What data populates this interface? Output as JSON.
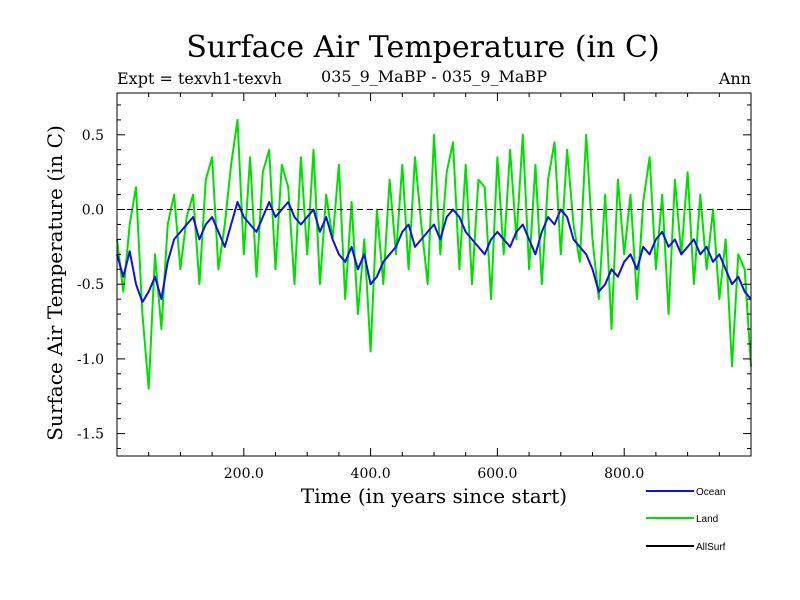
{
  "chart_data": {
    "type": "line",
    "title": "Surface Air Temperature (in C)",
    "subtitle_left": "Expt = texvh1-texvh",
    "subtitle_center": "035_9_MaBP - 035_9_MaBP",
    "subtitle_right": "Ann",
    "xlabel": "Time (in years since start)",
    "ylabel": "Surface Air Temperature (in C)",
    "xlim": [
      0,
      1000
    ],
    "ylim": [
      -1.65,
      0.78
    ],
    "x_ticks": [
      200,
      400,
      600,
      800
    ],
    "x_tick_labels": [
      "200.0",
      "400.0",
      "600.0",
      "800.0"
    ],
    "y_ticks": [
      0.5,
      0.0,
      -0.5,
      -1.0,
      -1.5
    ],
    "y_tick_labels": [
      "0.5",
      "0.0",
      "-0.5",
      "-1.0",
      "-1.5"
    ],
    "reference_line": 0.0,
    "series": [
      {
        "name": "Ocean",
        "color": "#1010e0",
        "x": [
          0,
          10,
          20,
          30,
          40,
          50,
          60,
          70,
          80,
          90,
          100,
          110,
          120,
          130,
          140,
          150,
          160,
          170,
          180,
          190,
          200,
          210,
          220,
          230,
          240,
          250,
          260,
          270,
          280,
          290,
          300,
          310,
          320,
          330,
          340,
          350,
          360,
          370,
          380,
          390,
          400,
          410,
          420,
          430,
          440,
          450,
          460,
          470,
          480,
          490,
          500,
          510,
          520,
          530,
          540,
          550,
          560,
          570,
          580,
          590,
          600,
          610,
          620,
          630,
          640,
          650,
          660,
          670,
          680,
          690,
          700,
          710,
          720,
          730,
          740,
          750,
          760,
          770,
          780,
          790,
          800,
          810,
          820,
          830,
          840,
          850,
          860,
          870,
          880,
          890,
          900,
          910,
          920,
          930,
          940,
          950,
          960,
          970,
          980,
          990,
          1000
        ],
        "values": [
          -0.3,
          -0.45,
          -0.28,
          -0.5,
          -0.62,
          -0.55,
          -0.45,
          -0.6,
          -0.35,
          -0.2,
          -0.15,
          -0.1,
          -0.05,
          -0.2,
          -0.1,
          -0.05,
          -0.15,
          -0.25,
          -0.1,
          0.05,
          -0.05,
          -0.1,
          -0.15,
          -0.05,
          0.05,
          -0.05,
          0.0,
          0.05,
          -0.05,
          -0.1,
          -0.05,
          0.0,
          -0.15,
          -0.05,
          -0.2,
          -0.3,
          -0.35,
          -0.25,
          -0.4,
          -0.3,
          -0.5,
          -0.45,
          -0.35,
          -0.3,
          -0.25,
          -0.15,
          -0.1,
          -0.25,
          -0.2,
          -0.15,
          -0.1,
          -0.2,
          -0.05,
          0.0,
          -0.05,
          -0.15,
          -0.2,
          -0.25,
          -0.3,
          -0.2,
          -0.15,
          -0.2,
          -0.25,
          -0.15,
          -0.1,
          -0.2,
          -0.3,
          -0.15,
          -0.05,
          -0.1,
          0.0,
          -0.05,
          -0.2,
          -0.25,
          -0.3,
          -0.4,
          -0.55,
          -0.5,
          -0.4,
          -0.45,
          -0.35,
          -0.3,
          -0.4,
          -0.25,
          -0.3,
          -0.2,
          -0.15,
          -0.25,
          -0.2,
          -0.3,
          -0.25,
          -0.2,
          -0.3,
          -0.25,
          -0.35,
          -0.3,
          -0.4,
          -0.5,
          -0.45,
          -0.55,
          -0.6
        ]
      },
      {
        "name": "Land",
        "color": "#00e000",
        "x": [
          0,
          10,
          20,
          30,
          40,
          50,
          60,
          70,
          80,
          90,
          100,
          110,
          120,
          130,
          140,
          150,
          160,
          170,
          180,
          190,
          200,
          210,
          220,
          230,
          240,
          250,
          260,
          270,
          280,
          290,
          300,
          310,
          320,
          330,
          340,
          350,
          360,
          370,
          380,
          390,
          400,
          410,
          420,
          430,
          440,
          450,
          460,
          470,
          480,
          490,
          500,
          510,
          520,
          530,
          540,
          550,
          560,
          570,
          580,
          590,
          600,
          610,
          620,
          630,
          640,
          650,
          660,
          670,
          680,
          690,
          700,
          710,
          720,
          730,
          740,
          750,
          760,
          770,
          780,
          790,
          800,
          810,
          820,
          830,
          840,
          850,
          860,
          870,
          880,
          890,
          900,
          910,
          920,
          930,
          940,
          950,
          960,
          970,
          980,
          990,
          1000
        ],
        "values": [
          -0.2,
          -0.55,
          -0.1,
          0.15,
          -0.7,
          -1.2,
          -0.3,
          -0.8,
          -0.1,
          0.1,
          -0.4,
          -0.05,
          0.1,
          -0.5,
          0.2,
          0.35,
          -0.4,
          -0.1,
          0.3,
          0.6,
          -0.3,
          0.35,
          -0.45,
          0.25,
          0.4,
          -0.4,
          0.3,
          0.15,
          -0.5,
          0.35,
          -0.3,
          0.4,
          -0.5,
          0.1,
          -0.2,
          0.3,
          -0.6,
          0.05,
          -0.7,
          -0.2,
          -0.95,
          0.0,
          -0.5,
          0.2,
          -0.3,
          0.3,
          -0.4,
          0.35,
          -0.1,
          -0.5,
          0.5,
          -0.3,
          0.25,
          0.45,
          -0.4,
          0.3,
          -0.5,
          0.2,
          0.15,
          -0.6,
          0.35,
          -0.3,
          0.4,
          -0.2,
          0.5,
          -0.4,
          0.3,
          -0.5,
          0.2,
          0.45,
          -0.3,
          0.4,
          -0.1,
          -0.35,
          0.5,
          -0.2,
          -0.6,
          0.1,
          -0.8,
          0.2,
          -0.3,
          0.1,
          -0.6,
          0.05,
          0.35,
          -0.4,
          0.1,
          -0.7,
          0.2,
          -0.3,
          0.25,
          -0.5,
          0.1,
          -0.4,
          0.0,
          -0.6,
          -0.2,
          -1.05,
          -0.3,
          -0.4,
          -1.05
        ]
      },
      {
        "name": "AllSurf",
        "color": "#000000",
        "x": [],
        "values": []
      }
    ],
    "legend": "bottom-right"
  }
}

**PROBLEM REQUIREMENTS**
Give the number of lines in the entries above that include the string "Temperature". No other output is expected.

**TASK RESULT**
2